<<<<
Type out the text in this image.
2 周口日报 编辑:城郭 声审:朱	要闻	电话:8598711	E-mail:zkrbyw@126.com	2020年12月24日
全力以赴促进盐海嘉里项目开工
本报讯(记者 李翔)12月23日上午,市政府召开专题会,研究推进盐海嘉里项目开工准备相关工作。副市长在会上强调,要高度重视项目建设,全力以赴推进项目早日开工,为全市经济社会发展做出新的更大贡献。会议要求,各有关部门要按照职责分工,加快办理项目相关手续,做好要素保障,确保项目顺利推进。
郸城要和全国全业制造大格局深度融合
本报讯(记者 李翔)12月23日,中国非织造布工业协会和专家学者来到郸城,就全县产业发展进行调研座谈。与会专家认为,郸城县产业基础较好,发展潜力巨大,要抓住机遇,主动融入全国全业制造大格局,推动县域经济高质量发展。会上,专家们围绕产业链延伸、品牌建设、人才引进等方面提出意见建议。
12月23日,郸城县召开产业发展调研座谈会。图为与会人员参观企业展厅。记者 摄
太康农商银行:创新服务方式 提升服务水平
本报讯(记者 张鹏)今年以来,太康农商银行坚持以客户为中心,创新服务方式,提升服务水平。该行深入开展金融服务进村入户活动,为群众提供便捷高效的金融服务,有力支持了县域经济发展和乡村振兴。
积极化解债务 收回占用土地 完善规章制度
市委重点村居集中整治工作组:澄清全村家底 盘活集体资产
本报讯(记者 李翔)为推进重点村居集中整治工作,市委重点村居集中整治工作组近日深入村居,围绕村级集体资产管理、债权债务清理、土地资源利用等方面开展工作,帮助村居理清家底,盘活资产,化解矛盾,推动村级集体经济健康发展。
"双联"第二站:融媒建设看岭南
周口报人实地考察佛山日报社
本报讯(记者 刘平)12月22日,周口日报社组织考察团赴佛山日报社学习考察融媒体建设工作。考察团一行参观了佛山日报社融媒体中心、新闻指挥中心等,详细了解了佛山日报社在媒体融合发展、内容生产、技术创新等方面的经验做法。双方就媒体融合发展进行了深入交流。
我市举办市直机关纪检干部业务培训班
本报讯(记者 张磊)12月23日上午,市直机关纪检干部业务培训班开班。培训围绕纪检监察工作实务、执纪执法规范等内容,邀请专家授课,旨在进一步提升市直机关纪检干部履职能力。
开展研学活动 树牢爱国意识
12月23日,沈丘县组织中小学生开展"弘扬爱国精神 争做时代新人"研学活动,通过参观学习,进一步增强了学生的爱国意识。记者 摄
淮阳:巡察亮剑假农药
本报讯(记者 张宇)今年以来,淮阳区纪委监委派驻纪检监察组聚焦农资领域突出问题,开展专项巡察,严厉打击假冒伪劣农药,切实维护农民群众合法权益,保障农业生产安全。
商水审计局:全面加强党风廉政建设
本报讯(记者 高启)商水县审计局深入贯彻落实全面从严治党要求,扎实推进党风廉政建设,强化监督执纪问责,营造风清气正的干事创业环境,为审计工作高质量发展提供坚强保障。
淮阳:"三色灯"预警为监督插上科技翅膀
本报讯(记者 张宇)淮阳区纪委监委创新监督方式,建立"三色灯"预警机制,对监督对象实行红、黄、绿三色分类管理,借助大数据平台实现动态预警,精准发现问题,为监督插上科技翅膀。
>>>>
# EXERCISE DETAILS
Transcribe every entry verbatim.

# RESPONSE FOR THIS EXERCISE
Type out the text in this image.
2 周口日报 编辑:城郭 声审:朱	要闻	电话:8598711	E-mail:zkrbyw@126.com	2020年12月24日
全力以赴促进盐海嘉里项目开工
本报讯(记者 李翔)12月23日上午,市政府召开专题会,研究推进盐海嘉里项目开工准备相关工作。副市长在会上强调,要高度重视项目建设,全力以赴推进项目早日开工,为全市经济社会发展做出新的更大贡献。会议要求,各有关部门要按照职责分工,加快办理项目相关手续,做好要素保障,确保项目顺利推进。
郸城要和全国全业制造大格局深度融合
本报讯(记者 李翔)12月23日,中国非织造布工业协会和专家学者来到郸城,就全县产业发展进行调研座谈。与会专家认为,郸城县产业基础较好,发展潜力巨大,要抓住机遇,主动融入全国全业制造大格局,推动县域经济高质量发展。会上,专家们围绕产业链延伸、品牌建设、人才引进等方面提出意见建议。
12月23日,郸城县召开产业发展调研座谈会。图为与会人员参观企业展厅。记者 摄
太康农商银行:创新服务方式 提升服务水平
本报讯(记者 张鹏)今年以来,太康农商银行坚持以客户为中心,创新服务方式,提升服务水平。该行深入开展金融服务进村入户活动,为群众提供便捷高效的金融服务,有力支持了县域经济发展和乡村振兴。
积极化解债务 收回占用土地 完善规章制度
市委重点村居集中整治工作组:澄清全村家底 盘活集体资产
本报讯(记者 李翔)为推进重点村居集中整治工作,市委重点村居集中整治工作组近日深入村居,围绕村级集体资产管理、债权债务清理、土地资源利用等方面开展工作,帮助村居理清家底,盘活资产,化解矛盾,推动村级集体经济健康发展。
"双联"第二站:融媒建设看岭南
周口报人实地考察佛山日报社
本报讯(记者 刘平)12月22日,周口日报社组织考察团赴佛山日报社学习考察融媒体建设工作。考察团一行参观了佛山日报社融媒体中心、新闻指挥中心等,详细了解了佛山日报社在媒体融合发展、内容生产、技术创新等方面的经验做法。双方就媒体融合发展进行了深入交流。
我市举办市直机关纪检干部业务培训班
本报讯(记者 张磊)12月23日上午,市直机关纪检干部业务培训班开班。培训围绕纪检监察工作实务、执纪执法规范等内容,邀请专家授课,旨在进一步提升市直机关纪检干部履职能力。
开展研学活动 树牢爱国意识
12月23日,沈丘县组织中小学生开展"弘扬爱国精神 争做时代新人"研学活动,通过参观学习,进一步增强了学生的爱国意识。记者 摄
淮阳:巡察亮剑假农药
本报讯(记者 张宇)今年以来,淮阳区纪委监委派驻纪检监察组聚焦农资领域突出问题,开展专项巡察,严厉打击假冒伪劣农药,切实维护农民群众合法权益,保障农业生产安全。
商水审计局:全面加强党风廉政建设
本报讯(记者 高启)商水县审计局深入贯彻落实全面从严治党要求,扎实推进党风廉政建设,强化监督执纪问责,营造风清气正的干事创业环境,为审计工作高质量发展提供坚强保障。
淮阳:"三色灯"预警为监督插上科技翅膀
本报讯(记者 张宇)淮阳区纪委监委创新监督方式,建立"三色灯"预警机制,对监督对象实行红、黄、绿三色分类管理,借助大数据平台实现动态预警,精准发现问题,为监督插上科技翅膀。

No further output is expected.